### Problem to work on:
Search the data for the string "prvním" and extract every line where it appears.

<<<<

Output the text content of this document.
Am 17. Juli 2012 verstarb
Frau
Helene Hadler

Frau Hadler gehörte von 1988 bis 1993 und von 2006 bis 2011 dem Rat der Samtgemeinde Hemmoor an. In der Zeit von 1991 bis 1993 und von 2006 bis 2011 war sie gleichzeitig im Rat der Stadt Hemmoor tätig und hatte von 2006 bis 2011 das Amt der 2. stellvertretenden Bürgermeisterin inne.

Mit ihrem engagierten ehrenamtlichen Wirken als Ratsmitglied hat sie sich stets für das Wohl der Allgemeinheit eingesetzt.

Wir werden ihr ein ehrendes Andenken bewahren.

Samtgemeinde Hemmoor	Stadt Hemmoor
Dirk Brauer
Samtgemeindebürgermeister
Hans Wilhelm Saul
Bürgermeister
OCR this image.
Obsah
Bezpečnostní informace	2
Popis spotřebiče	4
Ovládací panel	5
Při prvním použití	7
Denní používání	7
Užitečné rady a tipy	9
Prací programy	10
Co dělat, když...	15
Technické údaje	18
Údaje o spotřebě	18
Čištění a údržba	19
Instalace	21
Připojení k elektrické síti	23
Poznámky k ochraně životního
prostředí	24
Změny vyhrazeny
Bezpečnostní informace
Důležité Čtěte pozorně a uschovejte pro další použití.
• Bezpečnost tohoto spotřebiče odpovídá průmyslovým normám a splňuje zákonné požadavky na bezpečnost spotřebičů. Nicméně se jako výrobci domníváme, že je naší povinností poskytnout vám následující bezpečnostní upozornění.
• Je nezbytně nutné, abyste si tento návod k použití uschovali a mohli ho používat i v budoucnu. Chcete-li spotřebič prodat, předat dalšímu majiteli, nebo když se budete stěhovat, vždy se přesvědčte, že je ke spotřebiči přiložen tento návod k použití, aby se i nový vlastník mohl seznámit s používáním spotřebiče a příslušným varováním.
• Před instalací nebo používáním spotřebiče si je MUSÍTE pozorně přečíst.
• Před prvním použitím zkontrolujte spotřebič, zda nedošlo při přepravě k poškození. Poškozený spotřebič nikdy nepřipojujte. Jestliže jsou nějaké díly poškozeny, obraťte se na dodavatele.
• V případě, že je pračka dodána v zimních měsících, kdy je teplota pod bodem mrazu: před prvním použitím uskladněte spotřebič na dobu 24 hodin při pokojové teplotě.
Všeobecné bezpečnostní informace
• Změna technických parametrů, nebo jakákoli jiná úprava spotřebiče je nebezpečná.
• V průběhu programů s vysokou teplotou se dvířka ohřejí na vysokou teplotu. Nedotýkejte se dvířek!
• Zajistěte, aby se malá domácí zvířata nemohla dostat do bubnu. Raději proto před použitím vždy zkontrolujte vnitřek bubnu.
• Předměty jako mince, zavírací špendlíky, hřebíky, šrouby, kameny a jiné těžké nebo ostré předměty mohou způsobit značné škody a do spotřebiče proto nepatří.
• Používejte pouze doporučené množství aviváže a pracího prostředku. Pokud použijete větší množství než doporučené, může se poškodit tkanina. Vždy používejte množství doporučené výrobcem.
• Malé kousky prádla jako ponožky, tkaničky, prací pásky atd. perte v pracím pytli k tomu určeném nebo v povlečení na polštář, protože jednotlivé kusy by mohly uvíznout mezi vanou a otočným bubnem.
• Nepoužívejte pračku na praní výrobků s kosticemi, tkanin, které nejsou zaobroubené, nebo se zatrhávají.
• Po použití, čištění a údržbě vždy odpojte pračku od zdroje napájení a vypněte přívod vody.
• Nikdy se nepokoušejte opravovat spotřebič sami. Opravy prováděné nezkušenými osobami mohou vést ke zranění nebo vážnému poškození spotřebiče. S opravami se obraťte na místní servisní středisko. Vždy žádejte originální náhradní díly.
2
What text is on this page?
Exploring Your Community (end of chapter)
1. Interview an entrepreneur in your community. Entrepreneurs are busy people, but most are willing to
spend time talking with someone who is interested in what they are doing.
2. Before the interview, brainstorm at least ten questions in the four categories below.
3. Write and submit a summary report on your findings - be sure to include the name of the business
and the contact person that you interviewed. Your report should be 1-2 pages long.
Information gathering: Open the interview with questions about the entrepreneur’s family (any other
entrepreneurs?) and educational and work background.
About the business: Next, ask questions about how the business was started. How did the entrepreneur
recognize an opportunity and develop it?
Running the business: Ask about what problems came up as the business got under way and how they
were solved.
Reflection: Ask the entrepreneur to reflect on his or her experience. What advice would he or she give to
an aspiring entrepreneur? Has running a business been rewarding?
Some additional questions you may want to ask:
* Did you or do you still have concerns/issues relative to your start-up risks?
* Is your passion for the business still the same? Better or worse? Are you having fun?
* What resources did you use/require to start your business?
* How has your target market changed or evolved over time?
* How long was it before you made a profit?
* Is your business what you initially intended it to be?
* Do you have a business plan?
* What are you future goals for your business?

>>>>

### Full response:
Při prvním použití	7
• Před prvním použitím zkontrolujte spotřebič, zda nedošlo při přepravě k poškození. Poškozený spotřebič nikdy nepřipojujte. Jestliže jsou nějaké díly poškozeny, obraťte se na dodavatele.
• V případě, že je pračka dodána v zimních měsících, kdy je teplota pod bodem mrazu: před prvním použitím uskladněte spotřebič na dobu 24 hodin při pokojové teplotě.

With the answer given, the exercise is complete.